Entries taken from a collection:

****************

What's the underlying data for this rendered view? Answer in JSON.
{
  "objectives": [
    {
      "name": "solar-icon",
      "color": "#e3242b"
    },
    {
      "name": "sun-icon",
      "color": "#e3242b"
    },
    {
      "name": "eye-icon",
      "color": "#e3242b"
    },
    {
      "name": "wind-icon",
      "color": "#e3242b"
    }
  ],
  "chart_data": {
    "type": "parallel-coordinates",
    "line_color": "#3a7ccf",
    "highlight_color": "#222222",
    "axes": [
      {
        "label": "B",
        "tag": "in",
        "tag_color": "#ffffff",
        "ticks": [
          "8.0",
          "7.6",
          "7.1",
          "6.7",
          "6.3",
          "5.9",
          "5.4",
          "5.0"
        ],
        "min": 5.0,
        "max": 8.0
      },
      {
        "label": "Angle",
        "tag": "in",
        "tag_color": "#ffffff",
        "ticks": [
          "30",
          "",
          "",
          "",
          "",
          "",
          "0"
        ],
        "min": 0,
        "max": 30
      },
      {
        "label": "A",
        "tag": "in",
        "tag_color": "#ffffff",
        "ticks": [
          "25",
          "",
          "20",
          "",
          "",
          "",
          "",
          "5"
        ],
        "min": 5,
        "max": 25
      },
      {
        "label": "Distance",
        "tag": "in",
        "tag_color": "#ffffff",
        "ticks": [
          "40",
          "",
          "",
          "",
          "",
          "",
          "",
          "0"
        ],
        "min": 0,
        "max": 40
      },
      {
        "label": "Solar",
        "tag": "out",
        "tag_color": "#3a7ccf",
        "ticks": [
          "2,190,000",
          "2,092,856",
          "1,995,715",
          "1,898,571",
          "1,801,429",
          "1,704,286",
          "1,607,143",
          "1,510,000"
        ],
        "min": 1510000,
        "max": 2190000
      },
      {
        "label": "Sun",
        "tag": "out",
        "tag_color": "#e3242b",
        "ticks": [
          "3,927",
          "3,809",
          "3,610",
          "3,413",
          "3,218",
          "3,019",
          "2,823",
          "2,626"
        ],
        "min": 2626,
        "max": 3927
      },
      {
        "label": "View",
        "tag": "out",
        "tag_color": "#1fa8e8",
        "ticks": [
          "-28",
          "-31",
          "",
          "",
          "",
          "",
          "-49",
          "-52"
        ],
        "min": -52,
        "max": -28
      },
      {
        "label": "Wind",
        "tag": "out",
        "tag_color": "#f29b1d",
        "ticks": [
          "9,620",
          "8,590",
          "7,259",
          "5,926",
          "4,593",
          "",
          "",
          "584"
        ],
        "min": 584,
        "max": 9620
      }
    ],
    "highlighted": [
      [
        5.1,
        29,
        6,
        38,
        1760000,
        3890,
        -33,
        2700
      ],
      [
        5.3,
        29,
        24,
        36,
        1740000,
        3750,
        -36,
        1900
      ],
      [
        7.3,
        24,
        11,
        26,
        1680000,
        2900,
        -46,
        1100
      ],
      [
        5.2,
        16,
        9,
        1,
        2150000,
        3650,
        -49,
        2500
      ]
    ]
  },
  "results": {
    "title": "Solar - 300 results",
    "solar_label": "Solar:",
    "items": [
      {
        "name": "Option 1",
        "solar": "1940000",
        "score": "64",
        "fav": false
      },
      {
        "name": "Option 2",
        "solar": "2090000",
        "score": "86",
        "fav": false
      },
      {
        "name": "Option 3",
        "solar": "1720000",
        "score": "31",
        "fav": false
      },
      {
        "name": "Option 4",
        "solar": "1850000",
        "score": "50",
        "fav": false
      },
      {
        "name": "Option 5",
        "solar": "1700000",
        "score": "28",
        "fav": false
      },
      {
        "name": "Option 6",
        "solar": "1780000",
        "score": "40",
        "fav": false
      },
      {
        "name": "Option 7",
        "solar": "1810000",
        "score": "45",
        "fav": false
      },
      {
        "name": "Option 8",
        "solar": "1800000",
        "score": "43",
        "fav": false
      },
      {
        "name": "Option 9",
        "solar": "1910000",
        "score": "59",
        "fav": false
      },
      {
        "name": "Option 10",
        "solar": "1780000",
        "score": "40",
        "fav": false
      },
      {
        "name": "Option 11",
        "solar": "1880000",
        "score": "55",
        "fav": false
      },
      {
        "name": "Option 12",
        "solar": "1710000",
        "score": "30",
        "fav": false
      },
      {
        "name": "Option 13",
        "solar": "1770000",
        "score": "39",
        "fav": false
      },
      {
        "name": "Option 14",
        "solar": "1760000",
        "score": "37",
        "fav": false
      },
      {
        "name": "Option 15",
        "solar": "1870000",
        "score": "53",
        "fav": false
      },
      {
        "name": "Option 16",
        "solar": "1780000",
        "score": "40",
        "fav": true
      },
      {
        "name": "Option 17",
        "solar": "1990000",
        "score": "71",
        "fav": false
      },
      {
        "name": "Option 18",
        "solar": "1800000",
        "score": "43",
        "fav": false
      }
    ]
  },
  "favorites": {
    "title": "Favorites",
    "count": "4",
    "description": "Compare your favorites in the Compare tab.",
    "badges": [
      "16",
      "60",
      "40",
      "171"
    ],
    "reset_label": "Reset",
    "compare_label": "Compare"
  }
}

****************

WRITTEN REQUEST: Output the entries exactly.

CORRECT OUTPUT:
What's the underlying data for this rendered view? Answer in JSON.
{
  "objectives": [
    {
      "name": "solar-icon",
      "color": "#e3242b"
    },
    {
      "name": "sun-icon",
      "color": "#e3242b"
    },
    {
      "name": "eye-icon",
      "color": "#e3242b"
    },
    {
      "name": "wind-icon",
      "color": "#e3242b"
    }
  ],
  "chart_data": {
    "type": "parallel-coordinates",
    "line_color": "#3a7ccf",
    "highlight_color": "#222222",
    "axes": [
      {
        "label": "B",
        "tag": "in",
        "tag_color": "#ffffff",
        "ticks": [
          "8.0",
          "7.6",
          "7.1",
          "6.7",
          "6.3",
          "5.9",
          "5.4",
          "5.0"
        ],
        "min": 5.0,
        "max": 8.0
      },
      {
        "label": "Angle",
        "tag": "in",
        "tag_color": "#ffffff",
        "ticks": [
          "30",
          "",
          "",
          "",
          "",
          "",
          "0"
        ],
        "min": 0,
        "max": 30
      },
      {
        "label": "A",
        "tag": "in",
        "tag_color": "#ffffff",
        "ticks": [
          "25",
          "",
          "20",
          "",
          "",
          "",
          "",
          "5"
        ],
        "min": 5,
        "max": 25
      },
      {
        "label": "Distance",
        "tag": "in",
        "tag_color": "#ffffff",
        "ticks": [
          "40",
          "",
          "",
          "",
          "",
          "",
          "",
          "0"
        ],
        "min": 0,
        "max": 40
      },
      {
        "label": "Solar",
        "tag": "out",
        "tag_color": "#3a7ccf",
        "ticks": [
          "2,190,000",
          "2,092,856",
          "1,995,715",
          "1,898,571",
          "1,801,429",
          "1,704,286",
          "1,607,143",
          "1,510,000"
        ],
        "min": 1510000,
        "max": 2190000
      },
      {
        "label": "Sun",
        "tag": "out",
        "tag_color": "#e3242b",
        "ticks": [
          "3,927",
          "3,809",
          "3,610",
          "3,413",
          "3,218",
          "3,019",
          "2,823",
          "2,626"
        ],
        "min": 2626,
        "max": 3927
      },
      {
        "label": "View",
        "tag": "out",
        "tag_color": "#1fa8e8",
        "ticks": [
          "-28",
          "-31",
          "",
          "",
          "",
          "",
          "-49",
          "-52"
        ],
        "min": -52,
        "max": -28
      },
      {
        "label": "Wind",
        "tag": "out",
        "tag_color": "#f29b1d",
        "ticks": [
          "9,620",
          "8,590",
          "7,259",
          "5,926",
          "4,593",
          "",
          "",
          "584"
        ],
        "min": 584,
        "max": 9620
      }
    ],
    "highlighted": [
      [
        5.1,
        29,
        6,
        38,
        1760000,
        3890,
        -33,
        2700
      ],
      [
        5.3,
        29,
        24,
        36,
        1740000,
        3750,
        -36,
        1900
      ],
      [
        7.3,
        24,
        11,
        26,
        1680000,
        2900,
        -46,
        1100
      ],
      [
        5.2,
        16,
        9,
        1,
        2150000,
        3650,
        -49,
        2500
      ]
    ]
  },
  "results": {
    "title": "Solar - 300 results",
    "solar_label": "Solar:",
    "items": [
      {
        "name": "Option 1",
        "solar": "1940000",
        "score": "64",
        "fav": false
      },
      {
        "name": "Option 2",
        "solar": "2090000",
        "score": "86",
        "fav": false
      },
      {
        "name": "Option 3",
        "solar": "1720000",
        "score": "31",
        "fav": false
      },
      {
        "name": "Option 4",
        "solar": "1850000",
        "score": "50",
        "fav": false
      },
      {
        "name": "Option 5",
        "solar": "1700000",
        "score": "28",
        "fav": false
      },
      {
        "name": "Option 6",
        "solar": "1780000",
        "score": "40",
        "fav": false
      },
      {
        "name": "Option 7",
        "solar": "1810000",
        "score": "45",
        "fav": false
      },
      {
        "name": "Option 8",
        "solar": "1800000",
        "score": "43",
        "fav": false
      },
      {
        "name": "Option 9",
        "solar": "1910000",
        "score": "59",
        "fav": false
      },
      {
        "name": "Option 10",
        "solar": "1780000",
        "score": "40",
        "fav": false
      },
      {
        "name": "Option 11",
        "solar": "1880000",
        "score": "55",
        "fav": false
      },
      {
        "name": "Option 12",
        "solar": "1710000",
        "score": "30",
        "fav": false
      },
      {
        "name": "Option 13",
        "solar": "1770000",
        "score": "39",
        "fav": false
      },
      {
        "name": "Option 14",
        "solar": "1760000",
        "score": "37",
        "fav": false
      },
      {
        "name": "Option 15",
        "solar": "1870000",
        "score": "53",
        "fav": false
      },
      {
        "name": "Option 16",
        "solar": "1780000",
        "score": "40",
        "fav": true
      },
      {
        "name": "Option 17",
        "solar": "1990000",
        "score": "71",
        "fav": false
      },
      {
        "name": "Option 18",
        "solar": "1800000",
        "score": "43",
        "fav": false
      }
    ]
  },
  "favorites": {
    "title": "Favorites",
    "count": "4",
    "description": "Compare your favorites in the Compare tab.",
    "badges": [
      "16",
      "60",
      "40",
      "171"
    ],
    "reset_label": "Reset",
    "compare_label": "Compare"
  }
}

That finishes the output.